* Begin Supplied material *

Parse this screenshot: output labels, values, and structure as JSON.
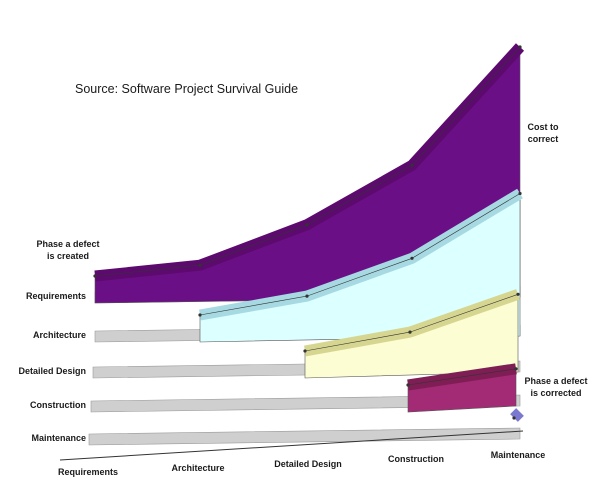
{
  "chart_data": {
    "type": "area",
    "title": "",
    "source": "Source: Software Project Survival Guide",
    "y_axis_label": [
      "Cost to",
      "correct"
    ],
    "created_axis_title": [
      "Phase a defect",
      "is created"
    ],
    "corrected_axis_title": [
      "Phase a defect",
      "is corrected"
    ],
    "x_categories": [
      "Requirements",
      "Architecture",
      "Detailed Design",
      "Construction",
      "Maintenance"
    ],
    "y_scale": "relative (unlabeled)",
    "series": [
      {
        "name": "Requirements",
        "color": "#5c0a6e",
        "values": [
          1,
          1.4,
          2.9,
          5.1,
          10
        ]
      },
      {
        "name": "Architecture",
        "color": "#a6d9e2",
        "values": [
          0,
          1,
          1.7,
          3.1,
          5.5
        ]
      },
      {
        "name": "Detailed Design",
        "color": "#d6d691",
        "values": [
          0,
          0,
          1,
          1.7,
          3.1
        ]
      },
      {
        "name": "Construction",
        "color": "#7e1e54",
        "values": [
          0,
          0,
          0,
          1,
          1.6
        ]
      },
      {
        "name": "Maintenance",
        "color": "#7a79cf",
        "values": [
          0,
          0,
          0,
          0,
          1
        ]
      }
    ],
    "colors": {
      "requirements_fill": "#6b0f86",
      "architecture_fill": "#dcffff",
      "design_fill": "#fcfdd2",
      "construction_fill": "#a32a74",
      "maintenance_fill": "#8f8ee0",
      "floor_strip": "#cfcfcf"
    }
  }
}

* End Supplied material *

== What to produce ==
Each record above should be copied character for character, with pictures dropped.

== Full output ==
Parse this screenshot: output labels, values, and structure as JSON.
{
  "chart_data": {
    "type": "area",
    "title": "",
    "source": "Source: Software Project Survival Guide",
    "y_axis_label": [
      "Cost to",
      "correct"
    ],
    "created_axis_title": [
      "Phase a defect",
      "is created"
    ],
    "corrected_axis_title": [
      "Phase a defect",
      "is corrected"
    ],
    "x_categories": [
      "Requirements",
      "Architecture",
      "Detailed Design",
      "Construction",
      "Maintenance"
    ],
    "y_scale": "relative (unlabeled)",
    "series": [
      {
        "name": "Requirements",
        "color": "#5c0a6e",
        "values": [
          1,
          1.4,
          2.9,
          5.1,
          10
        ]
      },
      {
        "name": "Architecture",
        "color": "#a6d9e2",
        "values": [
          0,
          1,
          1.7,
          3.1,
          5.5
        ]
      },
      {
        "name": "Detailed Design",
        "color": "#d6d691",
        "values": [
          0,
          0,
          1,
          1.7,
          3.1
        ]
      },
      {
        "name": "Construction",
        "color": "#7e1e54",
        "values": [
          0,
          0,
          0,
          1,
          1.6
        ]
      },
      {
        "name": "Maintenance",
        "color": "#7a79cf",
        "values": [
          0,
          0,
          0,
          0,
          1
        ]
      }
    ],
    "colors": {
      "requirements_fill": "#6b0f86",
      "architecture_fill": "#dcffff",
      "design_fill": "#fcfdd2",
      "construction_fill": "#a32a74",
      "maintenance_fill": "#8f8ee0",
      "floor_strip": "#cfcfcf"
    }
  }
}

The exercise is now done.